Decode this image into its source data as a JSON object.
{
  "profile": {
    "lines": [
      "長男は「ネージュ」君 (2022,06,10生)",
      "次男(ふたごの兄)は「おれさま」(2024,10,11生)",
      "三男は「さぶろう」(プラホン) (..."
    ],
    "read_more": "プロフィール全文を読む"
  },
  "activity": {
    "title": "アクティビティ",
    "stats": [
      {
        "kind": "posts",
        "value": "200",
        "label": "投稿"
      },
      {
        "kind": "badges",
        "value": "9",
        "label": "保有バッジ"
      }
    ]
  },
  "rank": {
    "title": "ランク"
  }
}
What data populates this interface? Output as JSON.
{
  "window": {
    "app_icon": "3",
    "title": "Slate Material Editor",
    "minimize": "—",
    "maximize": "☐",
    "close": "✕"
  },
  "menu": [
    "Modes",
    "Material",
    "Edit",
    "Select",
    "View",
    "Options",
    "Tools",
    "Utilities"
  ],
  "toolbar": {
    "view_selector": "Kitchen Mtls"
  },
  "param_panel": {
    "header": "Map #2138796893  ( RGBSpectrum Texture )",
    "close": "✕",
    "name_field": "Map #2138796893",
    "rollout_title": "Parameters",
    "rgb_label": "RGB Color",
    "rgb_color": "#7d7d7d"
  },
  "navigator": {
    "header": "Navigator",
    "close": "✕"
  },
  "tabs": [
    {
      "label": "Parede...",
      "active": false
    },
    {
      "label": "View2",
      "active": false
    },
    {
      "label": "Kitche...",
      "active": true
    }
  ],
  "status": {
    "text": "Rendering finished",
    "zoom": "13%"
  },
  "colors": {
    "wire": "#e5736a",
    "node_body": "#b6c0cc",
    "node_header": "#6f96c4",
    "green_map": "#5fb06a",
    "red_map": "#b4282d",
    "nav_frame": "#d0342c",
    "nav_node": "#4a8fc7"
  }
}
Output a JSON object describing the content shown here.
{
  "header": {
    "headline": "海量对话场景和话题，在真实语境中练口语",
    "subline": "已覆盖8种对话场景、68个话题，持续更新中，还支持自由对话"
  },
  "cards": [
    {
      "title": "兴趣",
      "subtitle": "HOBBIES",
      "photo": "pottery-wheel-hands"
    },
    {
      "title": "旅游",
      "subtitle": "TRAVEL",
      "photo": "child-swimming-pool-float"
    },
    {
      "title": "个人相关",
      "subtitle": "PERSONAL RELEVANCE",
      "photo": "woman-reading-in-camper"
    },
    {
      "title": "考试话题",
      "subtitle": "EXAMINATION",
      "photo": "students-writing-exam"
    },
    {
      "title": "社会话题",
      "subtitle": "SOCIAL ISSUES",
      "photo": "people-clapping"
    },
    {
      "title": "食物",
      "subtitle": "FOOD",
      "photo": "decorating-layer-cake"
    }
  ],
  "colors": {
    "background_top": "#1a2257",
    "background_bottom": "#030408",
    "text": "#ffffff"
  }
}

□ □ □

Stated task →
Take the entries and copy them out exactly.

Answer to this task →
Decode this image into its source data as a JSON object.
{
  "profile": {
    "lines": [
      "長男は「ネージュ」君 (2022,06,10生)",
      "次男(ふたごの兄)は「おれさま」(2024,10,11生)",
      "三男は「さぶろう」(プラホン) (..."
    ],
    "read_more": "プロフィール全文を読む"
  },
  "activity": {
    "title": "アクティビティ",
    "stats": [
      {
        "kind": "posts",
        "value": "200",
        "label": "投稿"
      },
      {
        "kind": "badges",
        "value": "9",
        "label": "保有バッジ"
      }
    ]
  },
  "rank": {
    "title": "ランク"
  }
}
What data populates this interface? Output as JSON.
{
  "window": {
    "app_icon": "3",
    "title": "Slate Material Editor",
    "minimize": "—",
    "maximize": "☐",
    "close": "✕"
  },
  "menu": [
    "Modes",
    "Material",
    "Edit",
    "Select",
    "View",
    "Options",
    "Tools",
    "Utilities"
  ],
  "toolbar": {
    "view_selector": "Kitchen Mtls"
  },
  "param_panel": {
    "header": "Map #2138796893  ( RGBSpectrum Texture )",
    "close": "✕",
    "name_field": "Map #2138796893",
    "rollout_title": "Parameters",
    "rgb_label": "RGB Color",
    "rgb_color": "#7d7d7d"
  },
  "navigator": {
    "header": "Navigator",
    "close": "✕"
  },
  "tabs": [
    {
      "label": "Parede...",
      "active": false
    },
    {
      "label": "View2",
      "active": false
    },
    {
      "label": "Kitche...",
      "active": true
    }
  ],
  "status": {
    "text": "Rendering finished",
    "zoom": "13%"
  },
  "colors": {
    "wire": "#e5736a",
    "node_body": "#b6c0cc",
    "node_header": "#6f96c4",
    "green_map": "#5fb06a",
    "red_map": "#b4282d",
    "nav_frame": "#d0342c",
    "nav_node": "#4a8fc7"
  }
}
Output a JSON object describing the content shown here.
{
  "header": {
    "headline": "海量对话场景和话题，在真实语境中练口语",
    "subline": "已覆盖8种对话场景、68个话题，持续更新中，还支持自由对话"
  },
  "cards": [
    {
      "title": "兴趣",
      "subtitle": "HOBBIES",
      "photo": "pottery-wheel-hands"
    },
    {
      "title": "旅游",
      "subtitle": "TRAVEL",
      "photo": "child-swimming-pool-float"
    },
    {
      "title": "个人相关",
      "subtitle": "PERSONAL RELEVANCE",
      "photo": "woman-reading-in-camper"
    },
    {
      "title": "考试话题",
      "subtitle": "EXAMINATION",
      "photo": "students-writing-exam"
    },
    {
      "title": "社会话题",
      "subtitle": "SOCIAL ISSUES",
      "photo": "people-clapping"
    },
    {
      "title": "食物",
      "subtitle": "FOOD",
      "photo": "decorating-layer-cake"
    }
  ],
  "colors": {
    "background_top": "#1a2257",
    "background_bottom": "#030408",
    "text": "#ffffff"
  }
}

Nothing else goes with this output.